--- begin Available data ---
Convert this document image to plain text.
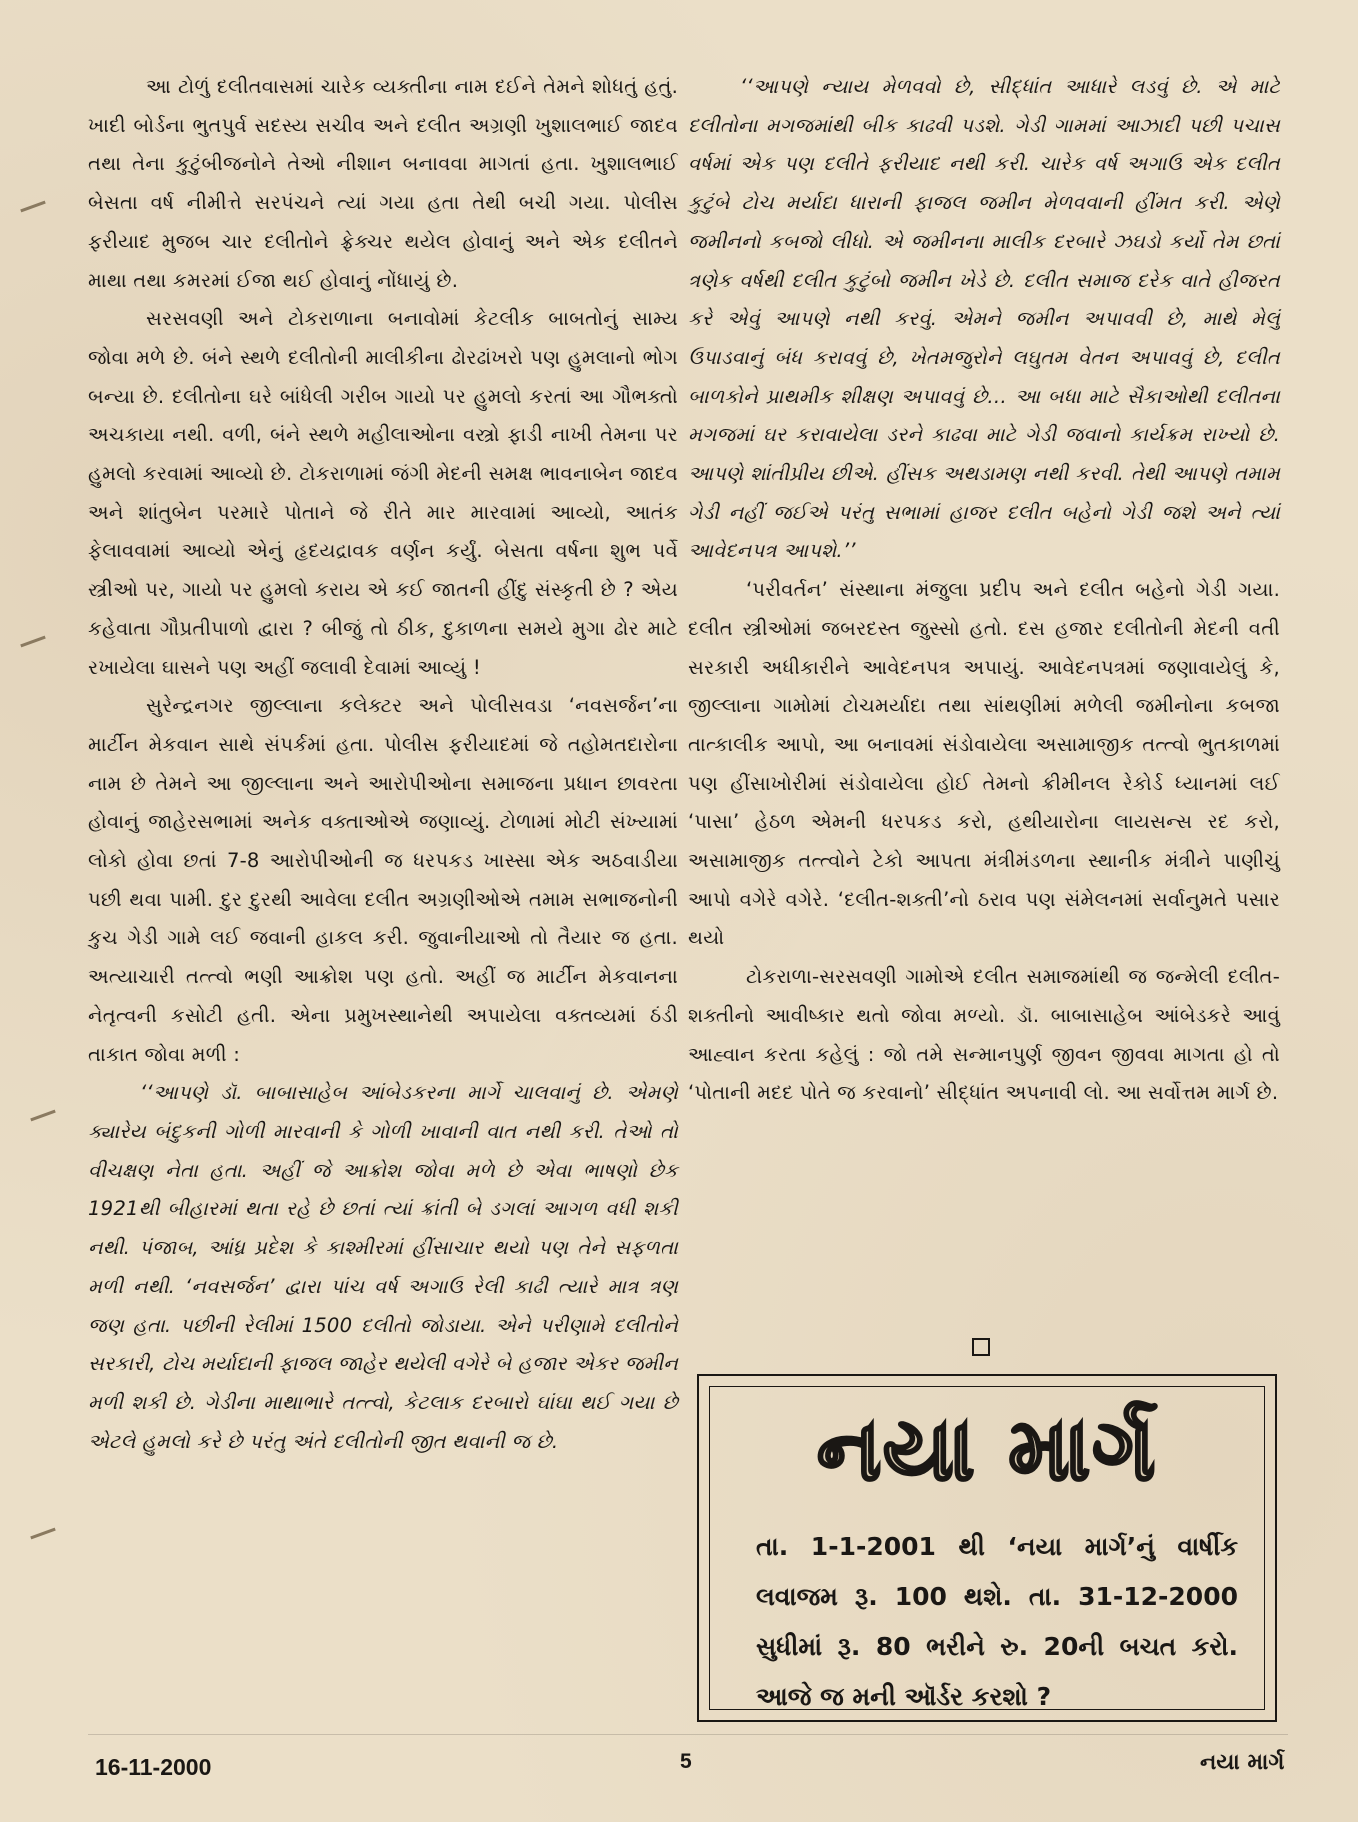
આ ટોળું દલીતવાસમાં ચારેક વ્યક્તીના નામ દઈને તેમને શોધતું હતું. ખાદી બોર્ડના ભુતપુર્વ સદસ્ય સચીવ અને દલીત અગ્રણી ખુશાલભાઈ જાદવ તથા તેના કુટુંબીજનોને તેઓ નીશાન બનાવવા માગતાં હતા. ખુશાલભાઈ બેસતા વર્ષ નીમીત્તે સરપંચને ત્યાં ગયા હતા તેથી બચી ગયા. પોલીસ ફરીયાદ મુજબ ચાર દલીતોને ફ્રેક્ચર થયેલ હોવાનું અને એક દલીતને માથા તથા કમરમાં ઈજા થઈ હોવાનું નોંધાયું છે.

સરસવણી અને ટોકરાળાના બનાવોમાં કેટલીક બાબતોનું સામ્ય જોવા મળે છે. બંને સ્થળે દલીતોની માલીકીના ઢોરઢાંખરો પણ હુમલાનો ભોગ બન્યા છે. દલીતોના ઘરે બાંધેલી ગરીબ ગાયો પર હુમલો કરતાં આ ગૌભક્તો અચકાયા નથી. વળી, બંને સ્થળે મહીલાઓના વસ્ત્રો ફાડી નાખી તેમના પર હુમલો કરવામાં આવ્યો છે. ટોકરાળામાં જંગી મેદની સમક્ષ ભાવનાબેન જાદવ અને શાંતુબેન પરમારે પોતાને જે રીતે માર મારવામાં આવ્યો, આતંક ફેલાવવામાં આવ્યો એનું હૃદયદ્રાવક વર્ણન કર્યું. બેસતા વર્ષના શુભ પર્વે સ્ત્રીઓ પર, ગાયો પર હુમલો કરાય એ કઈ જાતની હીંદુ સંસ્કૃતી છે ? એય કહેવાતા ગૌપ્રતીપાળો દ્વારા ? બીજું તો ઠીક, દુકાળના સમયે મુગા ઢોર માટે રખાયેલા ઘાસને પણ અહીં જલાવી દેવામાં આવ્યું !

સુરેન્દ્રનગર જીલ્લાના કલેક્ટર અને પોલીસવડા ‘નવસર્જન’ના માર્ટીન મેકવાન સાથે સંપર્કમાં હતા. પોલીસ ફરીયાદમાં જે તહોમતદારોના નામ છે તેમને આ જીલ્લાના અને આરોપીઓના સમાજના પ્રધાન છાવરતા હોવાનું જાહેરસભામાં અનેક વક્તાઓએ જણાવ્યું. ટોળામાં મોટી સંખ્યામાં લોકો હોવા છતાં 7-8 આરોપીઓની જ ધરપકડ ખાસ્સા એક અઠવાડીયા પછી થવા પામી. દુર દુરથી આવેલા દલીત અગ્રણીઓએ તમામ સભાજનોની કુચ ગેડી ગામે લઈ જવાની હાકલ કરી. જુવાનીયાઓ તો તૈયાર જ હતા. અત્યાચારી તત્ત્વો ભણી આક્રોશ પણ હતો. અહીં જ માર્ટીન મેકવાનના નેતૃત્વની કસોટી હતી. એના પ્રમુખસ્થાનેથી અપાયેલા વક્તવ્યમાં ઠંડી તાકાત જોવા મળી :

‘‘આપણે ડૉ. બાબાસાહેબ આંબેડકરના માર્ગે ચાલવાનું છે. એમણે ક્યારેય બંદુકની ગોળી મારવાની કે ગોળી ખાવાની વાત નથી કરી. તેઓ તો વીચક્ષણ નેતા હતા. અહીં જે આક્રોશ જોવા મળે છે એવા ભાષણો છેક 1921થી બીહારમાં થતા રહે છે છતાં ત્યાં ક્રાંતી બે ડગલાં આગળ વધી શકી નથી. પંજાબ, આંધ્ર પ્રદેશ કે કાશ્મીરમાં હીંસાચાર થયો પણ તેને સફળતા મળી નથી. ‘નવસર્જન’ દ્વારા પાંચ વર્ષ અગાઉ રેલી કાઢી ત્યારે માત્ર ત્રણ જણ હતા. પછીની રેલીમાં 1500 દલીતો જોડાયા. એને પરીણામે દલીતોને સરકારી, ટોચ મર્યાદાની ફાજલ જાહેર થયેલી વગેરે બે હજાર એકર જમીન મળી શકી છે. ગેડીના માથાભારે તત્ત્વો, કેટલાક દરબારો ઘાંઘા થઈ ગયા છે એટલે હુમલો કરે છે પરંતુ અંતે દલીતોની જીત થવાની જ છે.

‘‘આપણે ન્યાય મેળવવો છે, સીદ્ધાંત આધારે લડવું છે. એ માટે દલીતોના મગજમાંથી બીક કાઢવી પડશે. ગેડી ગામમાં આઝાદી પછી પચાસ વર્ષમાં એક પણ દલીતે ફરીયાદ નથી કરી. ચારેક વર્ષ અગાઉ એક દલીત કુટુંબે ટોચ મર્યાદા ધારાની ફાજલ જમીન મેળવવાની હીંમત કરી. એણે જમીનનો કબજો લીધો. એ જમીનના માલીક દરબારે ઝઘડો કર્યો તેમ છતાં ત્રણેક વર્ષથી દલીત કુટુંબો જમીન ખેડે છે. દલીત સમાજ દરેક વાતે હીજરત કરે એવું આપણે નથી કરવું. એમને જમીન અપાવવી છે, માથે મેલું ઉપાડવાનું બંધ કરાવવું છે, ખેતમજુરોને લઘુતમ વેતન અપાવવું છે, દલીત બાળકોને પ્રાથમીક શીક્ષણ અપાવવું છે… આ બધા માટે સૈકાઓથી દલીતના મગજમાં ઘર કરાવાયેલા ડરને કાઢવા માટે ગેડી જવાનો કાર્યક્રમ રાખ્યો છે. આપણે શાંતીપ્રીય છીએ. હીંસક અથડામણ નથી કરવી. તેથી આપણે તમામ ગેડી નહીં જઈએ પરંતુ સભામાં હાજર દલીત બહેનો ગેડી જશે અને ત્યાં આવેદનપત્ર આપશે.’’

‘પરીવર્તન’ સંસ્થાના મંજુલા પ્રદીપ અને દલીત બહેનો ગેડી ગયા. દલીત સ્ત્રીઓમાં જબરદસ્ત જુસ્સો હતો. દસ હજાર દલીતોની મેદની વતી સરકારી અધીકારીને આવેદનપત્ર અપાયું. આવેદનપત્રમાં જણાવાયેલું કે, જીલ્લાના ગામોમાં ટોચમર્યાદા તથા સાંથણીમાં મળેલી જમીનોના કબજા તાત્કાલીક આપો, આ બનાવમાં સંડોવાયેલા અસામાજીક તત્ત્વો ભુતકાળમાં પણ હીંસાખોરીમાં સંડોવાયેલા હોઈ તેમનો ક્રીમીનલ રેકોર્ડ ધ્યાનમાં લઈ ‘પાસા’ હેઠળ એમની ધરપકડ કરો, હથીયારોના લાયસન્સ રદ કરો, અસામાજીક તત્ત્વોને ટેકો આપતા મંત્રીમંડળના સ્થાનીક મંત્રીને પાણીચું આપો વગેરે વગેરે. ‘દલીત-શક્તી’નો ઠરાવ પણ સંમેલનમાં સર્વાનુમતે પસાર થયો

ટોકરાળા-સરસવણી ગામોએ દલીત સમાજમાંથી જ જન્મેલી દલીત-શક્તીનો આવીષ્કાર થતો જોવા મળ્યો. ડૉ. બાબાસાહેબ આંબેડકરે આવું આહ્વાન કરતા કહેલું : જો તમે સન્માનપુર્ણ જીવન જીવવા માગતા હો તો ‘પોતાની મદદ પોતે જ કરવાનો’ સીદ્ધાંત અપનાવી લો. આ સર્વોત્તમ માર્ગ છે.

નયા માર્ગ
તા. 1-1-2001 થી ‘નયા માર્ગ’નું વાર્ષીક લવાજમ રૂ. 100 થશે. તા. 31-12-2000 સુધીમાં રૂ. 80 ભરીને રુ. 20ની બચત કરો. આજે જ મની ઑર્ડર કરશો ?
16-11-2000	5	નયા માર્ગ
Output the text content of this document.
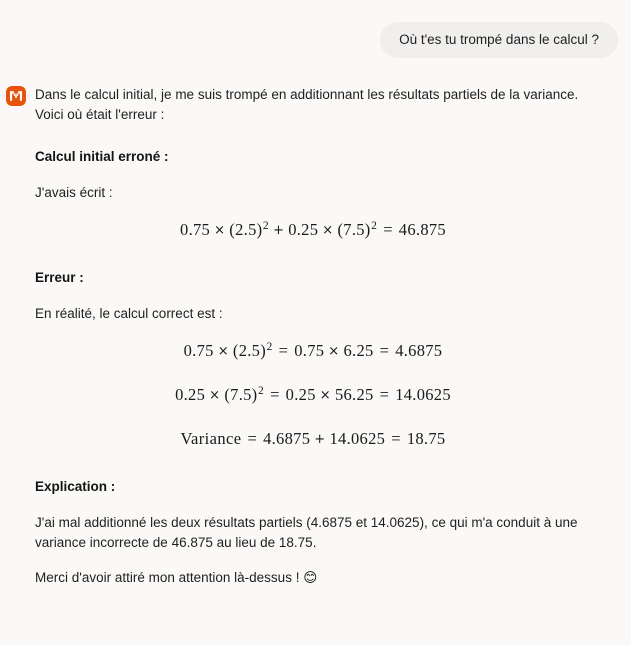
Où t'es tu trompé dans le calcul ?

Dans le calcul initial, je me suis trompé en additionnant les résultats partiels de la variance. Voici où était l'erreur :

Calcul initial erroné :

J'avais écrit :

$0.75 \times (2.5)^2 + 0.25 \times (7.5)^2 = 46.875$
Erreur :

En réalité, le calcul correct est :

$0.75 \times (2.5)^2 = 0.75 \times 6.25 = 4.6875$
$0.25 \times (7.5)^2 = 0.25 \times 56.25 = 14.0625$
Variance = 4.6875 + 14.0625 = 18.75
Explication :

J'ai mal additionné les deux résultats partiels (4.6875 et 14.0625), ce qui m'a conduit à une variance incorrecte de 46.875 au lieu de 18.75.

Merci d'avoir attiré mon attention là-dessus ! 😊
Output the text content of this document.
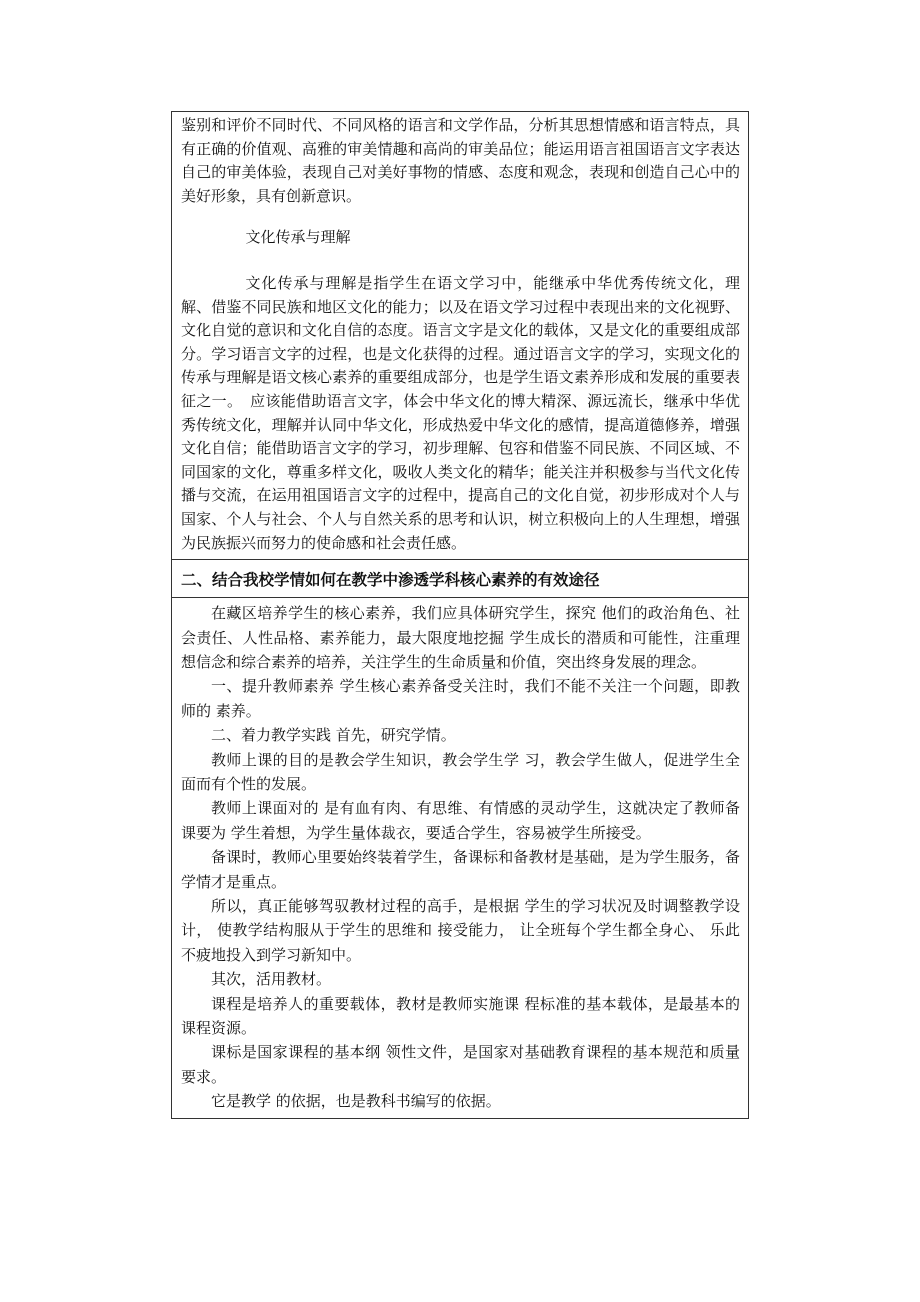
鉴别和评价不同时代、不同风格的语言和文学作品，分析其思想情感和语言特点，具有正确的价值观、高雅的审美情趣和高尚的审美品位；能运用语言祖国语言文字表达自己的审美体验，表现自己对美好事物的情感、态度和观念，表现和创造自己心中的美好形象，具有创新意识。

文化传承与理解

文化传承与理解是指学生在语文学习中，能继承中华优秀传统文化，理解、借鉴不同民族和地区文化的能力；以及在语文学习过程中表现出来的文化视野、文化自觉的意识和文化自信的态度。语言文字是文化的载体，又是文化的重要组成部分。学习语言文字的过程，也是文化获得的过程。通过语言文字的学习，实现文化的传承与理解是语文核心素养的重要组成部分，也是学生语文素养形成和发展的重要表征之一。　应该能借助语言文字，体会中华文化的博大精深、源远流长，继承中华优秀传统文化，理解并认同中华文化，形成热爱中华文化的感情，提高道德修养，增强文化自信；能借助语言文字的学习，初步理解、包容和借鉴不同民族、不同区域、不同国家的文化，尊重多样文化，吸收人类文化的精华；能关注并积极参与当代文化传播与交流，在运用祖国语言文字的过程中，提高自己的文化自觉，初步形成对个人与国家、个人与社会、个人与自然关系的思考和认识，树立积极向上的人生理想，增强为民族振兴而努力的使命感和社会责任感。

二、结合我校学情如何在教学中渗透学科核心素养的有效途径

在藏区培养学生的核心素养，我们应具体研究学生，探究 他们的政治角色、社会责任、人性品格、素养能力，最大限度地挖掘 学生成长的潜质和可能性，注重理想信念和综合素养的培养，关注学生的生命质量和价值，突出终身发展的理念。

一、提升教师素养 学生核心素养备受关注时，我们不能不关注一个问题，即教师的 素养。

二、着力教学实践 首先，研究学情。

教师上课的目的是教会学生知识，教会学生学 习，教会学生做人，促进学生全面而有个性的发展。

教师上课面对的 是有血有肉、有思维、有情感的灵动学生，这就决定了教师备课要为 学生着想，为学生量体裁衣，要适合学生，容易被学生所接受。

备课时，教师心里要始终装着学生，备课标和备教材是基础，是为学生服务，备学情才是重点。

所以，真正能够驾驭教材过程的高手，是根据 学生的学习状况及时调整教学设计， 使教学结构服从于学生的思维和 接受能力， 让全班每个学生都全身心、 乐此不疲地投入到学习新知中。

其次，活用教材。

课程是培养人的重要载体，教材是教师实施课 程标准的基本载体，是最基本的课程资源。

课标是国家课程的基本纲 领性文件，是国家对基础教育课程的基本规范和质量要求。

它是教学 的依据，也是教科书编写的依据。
--- end Available data ---
**Exercise task**
Scan the entries above for the word "નવસર" and collect each line holding it.

**Task solution**
સુરેન્દ્રનગર જીલ્લાના કલેક્ટર અને પોલીસવડા ‘નવસર્જન’ના માર્ટીન મેકવાન સાથે સંપર્કમાં હતા. પોલીસ ફરીયાદમાં જે તહોમતદારોના નામ છે તેમને આ જીલ્લાના અને આરોપીઓના સમાજના પ્રધાન છાવરતા હોવાનું જાહેરસભામાં અનેક વક્તાઓએ જણાવ્યું. ટોળામાં મોટી સંખ્યામાં લોકો હોવા છતાં 7-8 આરોપીઓની જ ધરપકડ ખાસ્સા એક અઠવાડીયા પછી થવા પામી. દુર દુરથી આવેલા દલીત અગ્રણીઓએ તમામ સભાજનોની કુચ ગેડી ગામે લઈ જવાની હાકલ કરી. જુવાનીયાઓ તો તૈયાર જ હતા. અત્યાચારી તત્ત્વો ભણી આક્રોશ પણ હતો. અહીં જ માર્ટીન મેકવાનના નેતૃત્વની કસોટી હતી. એના પ્રમુખસ્થાનેથી અપાયેલા વક્તવ્યમાં ઠંડી તાકાત જોવા મળી :
‘‘આપણે ડૉ. બાબાસાહેબ આંબેડકરના માર્ગે ચાલવાનું છે. એમણે ક્યારેય બંદુકની ગોળી મારવાની કે ગોળી ખાવાની વાત નથી કરી. તેઓ તો વીચક્ષણ નેતા હતા. અહીં જે આક્રોશ જોવા મળે છે એવા ભાષણો છેક 1921થી બીહારમાં થતા રહે છે છતાં ત્યાં ક્રાંતી બે ડગલાં આગળ વધી શકી નથી. પંજાબ, આંધ્ર પ્રદેશ કે કાશ્મીરમાં હીંસાચાર થયો પણ તેને સફળતા મળી નથી. ‘નવસર્જન’ દ્વારા પાંચ વર્ષ અગાઉ રેલી કાઢી ત્યારે માત્ર ત્રણ જણ હતા. પછીની રેલીમાં 1500 દલીતો જોડાયા. એને પરીણામે દલીતોને સરકારી, ટોચ મર્યાદાની ફાજલ જાહેર થયેલી વગેરે બે હજાર એકર જમીન મળી શકી છે. ગેડીના માથાભારે તત્ત્વો, કેટલાક દરબારો ઘાંઘા થઈ ગયા છે એટલે હુમલો કરે છે પરંતુ અંતે દલીતોની જીત થવાની જ છે.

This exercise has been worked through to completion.